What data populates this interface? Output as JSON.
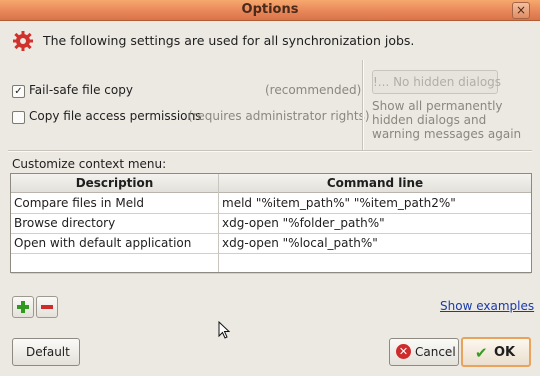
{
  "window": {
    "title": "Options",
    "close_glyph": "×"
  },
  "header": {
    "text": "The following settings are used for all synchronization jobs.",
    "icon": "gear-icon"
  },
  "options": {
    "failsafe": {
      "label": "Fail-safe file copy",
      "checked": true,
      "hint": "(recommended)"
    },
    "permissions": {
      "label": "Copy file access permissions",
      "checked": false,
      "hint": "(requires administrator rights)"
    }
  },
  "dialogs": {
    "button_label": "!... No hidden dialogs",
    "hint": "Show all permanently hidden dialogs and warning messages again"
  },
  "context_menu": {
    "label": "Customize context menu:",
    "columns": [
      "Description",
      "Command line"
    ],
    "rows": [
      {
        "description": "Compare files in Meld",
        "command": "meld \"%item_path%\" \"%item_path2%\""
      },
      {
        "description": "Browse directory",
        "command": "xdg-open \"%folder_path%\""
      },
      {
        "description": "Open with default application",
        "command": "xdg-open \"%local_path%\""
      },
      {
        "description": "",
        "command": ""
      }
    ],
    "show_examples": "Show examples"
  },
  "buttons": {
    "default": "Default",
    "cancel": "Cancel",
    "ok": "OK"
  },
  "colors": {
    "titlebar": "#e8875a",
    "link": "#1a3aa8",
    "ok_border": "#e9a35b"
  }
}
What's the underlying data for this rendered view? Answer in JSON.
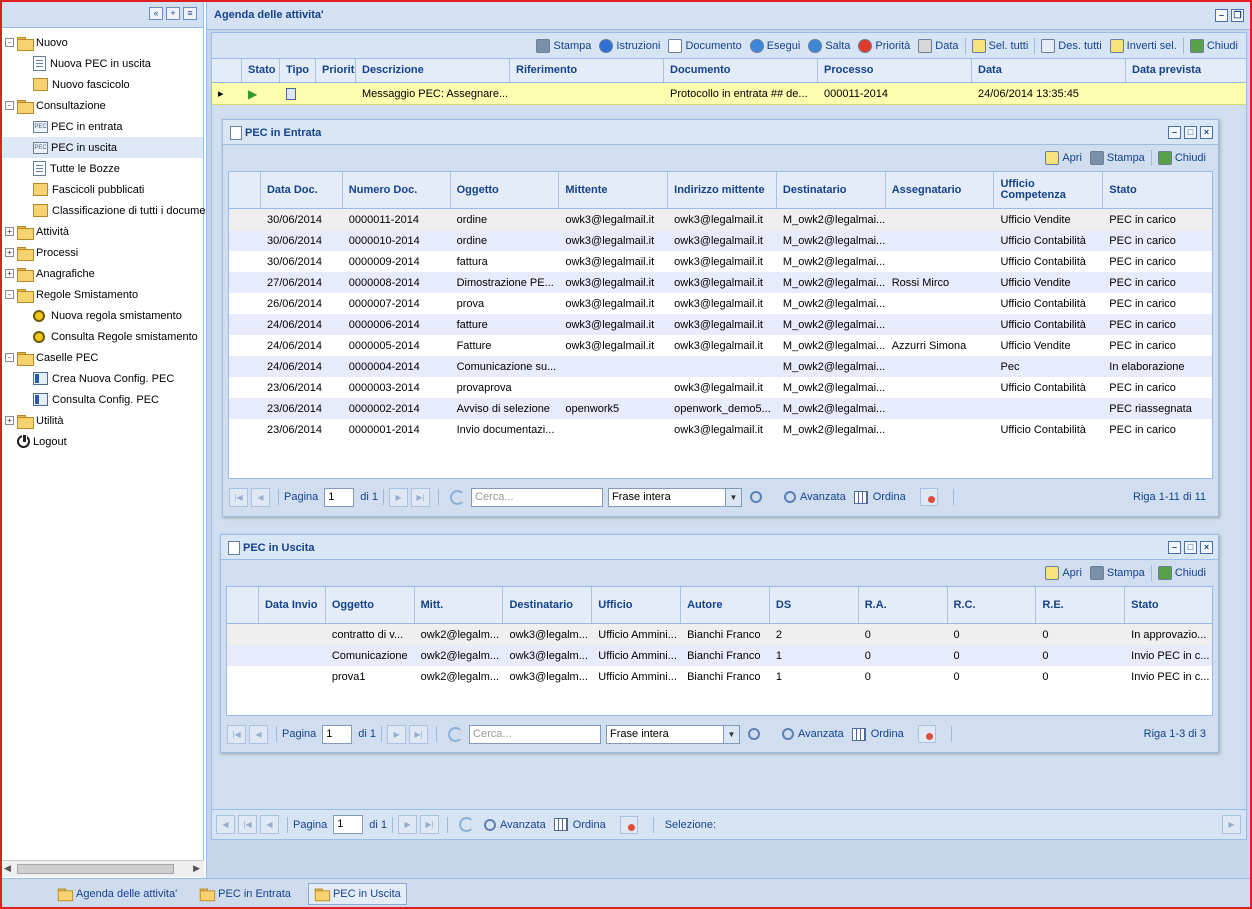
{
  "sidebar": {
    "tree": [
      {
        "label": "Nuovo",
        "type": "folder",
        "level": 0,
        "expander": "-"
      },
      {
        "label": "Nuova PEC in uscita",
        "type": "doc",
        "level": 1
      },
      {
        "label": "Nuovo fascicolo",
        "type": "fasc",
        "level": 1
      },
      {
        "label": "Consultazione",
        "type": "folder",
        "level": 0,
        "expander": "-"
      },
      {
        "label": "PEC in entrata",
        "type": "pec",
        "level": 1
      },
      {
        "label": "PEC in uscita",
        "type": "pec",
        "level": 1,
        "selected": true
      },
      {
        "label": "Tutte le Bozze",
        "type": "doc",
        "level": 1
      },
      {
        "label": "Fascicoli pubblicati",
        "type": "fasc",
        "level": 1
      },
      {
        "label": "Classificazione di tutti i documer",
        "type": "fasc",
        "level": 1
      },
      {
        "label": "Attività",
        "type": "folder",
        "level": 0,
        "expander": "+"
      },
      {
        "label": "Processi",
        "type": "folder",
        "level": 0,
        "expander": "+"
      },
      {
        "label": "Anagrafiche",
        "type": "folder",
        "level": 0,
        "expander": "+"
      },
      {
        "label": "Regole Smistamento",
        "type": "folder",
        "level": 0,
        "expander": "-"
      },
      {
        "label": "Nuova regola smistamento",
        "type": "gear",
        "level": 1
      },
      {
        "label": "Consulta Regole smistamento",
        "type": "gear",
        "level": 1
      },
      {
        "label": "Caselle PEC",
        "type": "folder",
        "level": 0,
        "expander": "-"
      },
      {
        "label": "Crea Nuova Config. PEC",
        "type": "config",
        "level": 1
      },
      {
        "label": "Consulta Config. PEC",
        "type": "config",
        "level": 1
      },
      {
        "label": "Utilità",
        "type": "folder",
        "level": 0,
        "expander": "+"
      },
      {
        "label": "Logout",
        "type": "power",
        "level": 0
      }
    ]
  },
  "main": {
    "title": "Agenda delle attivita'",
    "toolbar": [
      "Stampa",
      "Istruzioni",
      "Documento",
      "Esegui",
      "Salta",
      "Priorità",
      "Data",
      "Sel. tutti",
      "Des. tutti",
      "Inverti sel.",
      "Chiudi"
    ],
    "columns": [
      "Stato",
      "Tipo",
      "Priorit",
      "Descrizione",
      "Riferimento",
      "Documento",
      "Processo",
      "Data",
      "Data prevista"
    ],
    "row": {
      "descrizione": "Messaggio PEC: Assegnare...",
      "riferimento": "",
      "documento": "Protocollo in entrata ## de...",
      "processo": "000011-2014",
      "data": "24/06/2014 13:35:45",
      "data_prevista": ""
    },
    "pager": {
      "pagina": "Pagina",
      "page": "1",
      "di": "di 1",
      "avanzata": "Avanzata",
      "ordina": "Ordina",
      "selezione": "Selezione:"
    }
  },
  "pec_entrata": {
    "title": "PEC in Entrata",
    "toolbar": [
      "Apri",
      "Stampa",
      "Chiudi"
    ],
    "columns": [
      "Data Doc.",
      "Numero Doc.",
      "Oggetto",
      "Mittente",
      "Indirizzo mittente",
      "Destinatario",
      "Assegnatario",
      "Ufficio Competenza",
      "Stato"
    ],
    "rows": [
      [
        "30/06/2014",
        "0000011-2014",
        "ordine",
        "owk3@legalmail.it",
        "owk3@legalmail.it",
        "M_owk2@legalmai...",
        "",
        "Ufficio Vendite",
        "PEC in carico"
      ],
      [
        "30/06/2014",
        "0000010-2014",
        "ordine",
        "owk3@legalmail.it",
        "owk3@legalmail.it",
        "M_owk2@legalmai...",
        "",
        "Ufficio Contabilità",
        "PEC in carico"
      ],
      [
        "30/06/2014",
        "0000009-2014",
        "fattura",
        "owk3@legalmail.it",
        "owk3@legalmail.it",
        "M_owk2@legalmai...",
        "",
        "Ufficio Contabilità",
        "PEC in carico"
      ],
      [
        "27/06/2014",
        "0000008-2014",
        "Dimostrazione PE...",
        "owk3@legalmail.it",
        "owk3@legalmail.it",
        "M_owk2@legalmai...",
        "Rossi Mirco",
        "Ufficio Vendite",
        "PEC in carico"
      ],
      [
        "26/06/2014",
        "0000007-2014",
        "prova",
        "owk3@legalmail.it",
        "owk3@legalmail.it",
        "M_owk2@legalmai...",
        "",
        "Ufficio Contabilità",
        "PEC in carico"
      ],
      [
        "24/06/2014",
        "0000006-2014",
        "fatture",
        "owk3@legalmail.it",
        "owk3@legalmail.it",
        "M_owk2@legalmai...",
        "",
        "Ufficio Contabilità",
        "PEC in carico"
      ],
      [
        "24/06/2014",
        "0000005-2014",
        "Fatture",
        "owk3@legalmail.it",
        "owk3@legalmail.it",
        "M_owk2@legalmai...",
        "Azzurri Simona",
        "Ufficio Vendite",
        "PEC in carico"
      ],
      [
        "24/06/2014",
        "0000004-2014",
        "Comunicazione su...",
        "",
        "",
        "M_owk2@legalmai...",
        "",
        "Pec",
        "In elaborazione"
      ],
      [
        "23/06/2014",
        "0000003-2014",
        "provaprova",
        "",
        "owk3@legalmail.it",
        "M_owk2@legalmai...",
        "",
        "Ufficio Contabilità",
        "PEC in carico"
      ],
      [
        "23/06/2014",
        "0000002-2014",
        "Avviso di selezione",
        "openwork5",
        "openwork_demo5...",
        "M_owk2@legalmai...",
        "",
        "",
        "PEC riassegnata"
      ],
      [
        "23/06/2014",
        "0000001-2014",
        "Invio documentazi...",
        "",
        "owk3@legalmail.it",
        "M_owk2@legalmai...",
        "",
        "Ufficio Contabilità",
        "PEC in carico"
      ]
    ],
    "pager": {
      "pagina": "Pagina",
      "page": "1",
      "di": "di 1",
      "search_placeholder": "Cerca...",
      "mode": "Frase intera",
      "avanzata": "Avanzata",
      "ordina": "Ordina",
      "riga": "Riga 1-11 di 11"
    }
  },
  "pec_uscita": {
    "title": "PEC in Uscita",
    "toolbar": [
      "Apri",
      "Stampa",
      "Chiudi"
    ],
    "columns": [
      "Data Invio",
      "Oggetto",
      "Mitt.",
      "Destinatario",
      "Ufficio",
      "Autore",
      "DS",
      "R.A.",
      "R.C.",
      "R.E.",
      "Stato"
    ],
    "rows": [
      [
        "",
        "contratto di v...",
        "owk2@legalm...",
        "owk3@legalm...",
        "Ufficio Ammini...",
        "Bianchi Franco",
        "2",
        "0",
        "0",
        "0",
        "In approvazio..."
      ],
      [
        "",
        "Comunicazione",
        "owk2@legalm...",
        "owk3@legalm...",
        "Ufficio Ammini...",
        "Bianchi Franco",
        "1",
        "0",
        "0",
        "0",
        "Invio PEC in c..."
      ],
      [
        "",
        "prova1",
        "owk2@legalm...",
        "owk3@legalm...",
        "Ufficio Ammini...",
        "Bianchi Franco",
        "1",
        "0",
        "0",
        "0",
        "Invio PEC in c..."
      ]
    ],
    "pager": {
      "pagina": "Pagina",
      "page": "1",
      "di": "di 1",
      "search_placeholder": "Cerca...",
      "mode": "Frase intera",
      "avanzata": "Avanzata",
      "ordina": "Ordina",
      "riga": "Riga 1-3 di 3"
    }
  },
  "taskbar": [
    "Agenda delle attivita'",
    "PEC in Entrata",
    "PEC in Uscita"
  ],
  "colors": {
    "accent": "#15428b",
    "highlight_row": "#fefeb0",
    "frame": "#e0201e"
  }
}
-- -- --
» WHAT IS NEEDED: Where does the word "permissions" appear in the listing? List each line that holds it.

» TASK RESPONSE:
    "permissions": {
      "label": "Copy file access permissions",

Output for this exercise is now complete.